▶ [課題 1]: 伊那食品工業についての文章では、同社は何年間増収増益を果たしたとされているか。
▶ [課題 2]: 伊那食品工業についての文章の続きを、最後の文の後から書き進めてください。

▶ [本文抜粋]:
☆ ☆ ☆

- 戦略的人事にITを活かす - 人材・組織システム研究室
今回は、前回ご紹介した、伊那食品工業の、塚越会長のエピソードから考えたことを共有させていただこうと思います。
私自身にも結論が出ているわけではないのですが、会社で人が働くということを考えるにあたっての、ヒントがあるように思ったのです。
伊那食品工業は、寒天という伝統的な商材を扱いながら、48年間増収増益を果たしたという企業。「いい会社をつくりましょう」という会長のもと、50年間リストラを一度もしなかったということで、注目を集めている優良企業です。
会長の塚本氏は、会社を取り巻く人たちすべてから「いい会社」と言われることを目指し、「急成長は必ずしも善ではない」と、急成長のチャンスに敢えて飛びつかなかったという逸話を持つ人物。
テレビ番組などで紹介され、寒天ブームがやってきたときのことです。
寒天メーカーのトップである伊那食品には当然、オーダーが殺到しました。
普通なら、ここがチャンス!とばかりに増産体制を組むはずですが、塚本氏は「これは一過性のもの」と見切り、
「わが社が一番大切にしているのは社員です。社員に残業をさせることはできませんので、せっかくのご注文ですが今は対応できません」と注文を断ってしまったのです。
またあるとき、同社の主力製品である「かんてんぱぱ」に目をつけた大手スーパーチェーンが、自分たちの店舗で売らせていただきたい、と日参してきたことがあるといいます。
その大手チェーンは、北海道から九州まで全国展開していたので、取引を始めれば何十億という売上を一気に確保することも可能でした。
しかし、塚越氏は、「現金取引でもいい」という申し出を断りました。
「自分で考えたものは、自分で創り、自分で売る」という主義を貫き通したのです。
これらの話は、前回もご紹介した『日本で一番大切にしたい会社』の中に出てくるエピソードなのですが、ここまで読んだとき、「思い入れが強く、絶対的権力がある創業社長だからこそできるんだろう」と漠然と考えていました。
しかし、塚本氏は創業社長ではありませんでした。もともとは伊那食品工業の関連会社に就職、普通のサラリーマンとしてビジネスライフの一歩を踏み出した人物。

☆ ☆ ☆

▶ [記録データ]:
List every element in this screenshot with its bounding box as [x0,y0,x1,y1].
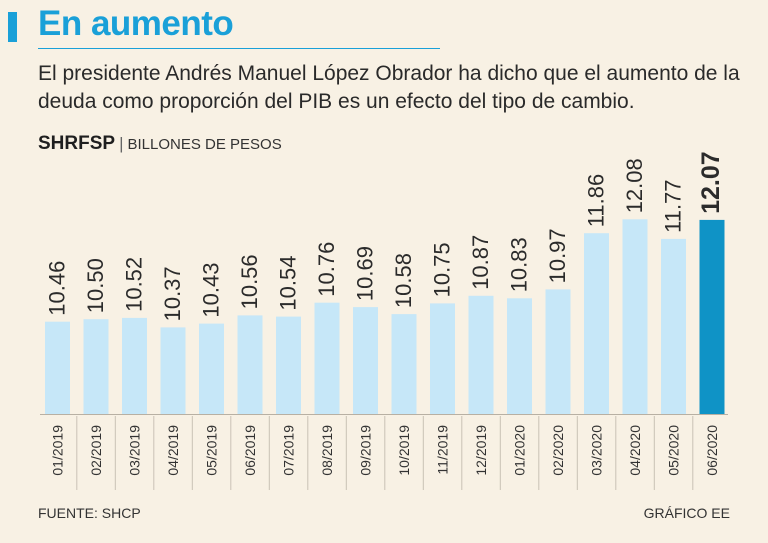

☆ ☆ ☆

▶ [回答 1]: 48年間。

▶ [回答 2]:
塚本氏は、高校時代、肺結核を患いました。3年で完治したものの、当時は就職難。地元の木材関連企業に就職できたときには、ただただ感謝だったといいます。
その関連会社だったのが、伊那食品工業だったのです。
当時の同社は社員が数十名。工場にはモーターが4台しかないという零細企業で、毎月赤字を出して、銀行の管理下で建てなしが計画されていました。
そんな会社に出向を命じられた塚本氏は、21歳の若さで「社長代行」という不思議な肩書きを与えられ、再建の任を任されました。
つまり、自分から進んで寒天という商材を選んだわけでもなく、「起業するぞ!」といって会社を立ち上げたわけでもなかったのです。
地方の名もない零細寒天メーカー。その再建の道は決して楽なものではなかったといいます。
その苦労をみていた周りの人たちは、「そんなに苦労するのであれば、他の会社に転職をしたらどうか」と勧めたそうです。
しかし、塚本氏は、
「人間どこで苦労するのも同じ。目先の苦労を案ずるよりも、与えられた職業を天職と思い、とことん努力すべきではないか」と思い、周囲の薦めに耳を傾けずに、伊那食品工業の再建に邁進しました。
結果が、現在の伊那食品工業の成功、というわけです。
塚本氏は、「人と職業の出会いは運命的なもの。誰もが一番望む職業に就けるわけではない」といい、
今の若い人たちが「自分のやりたい仕事をすることが一番いいことだ」と考えがちな傾向に、疑問を投げかけます。
「積極的な気持ちで『寒天屋』を自分の天職と考え、働いてきた結果として、いつの間にか業界のトップメーカーになっていた」と。
「自分探しの旅」に出たきり戻ってこられなくなる人が増えている、などと言われる昨今。
あまりにも自分のやりたいことだけに固執するのもどうかと思うものの、正直、ここまでの考え方は前時代的かなあ、と思いました。
この考え方が、本当に今の時代に通用するんだろうか、と。
そんなとき、仕事の合間に立ち寄った本屋で買った本の中に、その意味を裏付けるような話が載っていました。
茂木健一郎氏の『脳を活かす勉強法』(PHP研究所)です。
ベストセラーになっているようですので、既にお読みになった方もいらっしゃるかと思います。
その中で、スピードスケートの清水宏保選手が、小児喘息を克服してトップアスリートになった例や、吃音がひどかった人が語りのプロになった例などを挙げて、
「弱点を抱えた人が。その弱点を克服する過程で余人に及ばない領域に達することがある」
という現象を、脳の学習メカニズムを使って説明されていました。
「弱点を努力で克服しようとするとき、人はきわめて高いモチベーションを発揮します。
そして、だんだんできるようになるにつれて大きなうれしさを感じるようになり、さらにドーパミンも多く出て、脳の強化学習がより進んでいくのです。」
つまり、自分が得意だと思っている分野から一歩飛び出して、弱点(おそらく好きではない)世界を克服しようとしたときに、それがもともと得意な(優れている)人よりも、その能力を伸ばすことがあり得る、ということです。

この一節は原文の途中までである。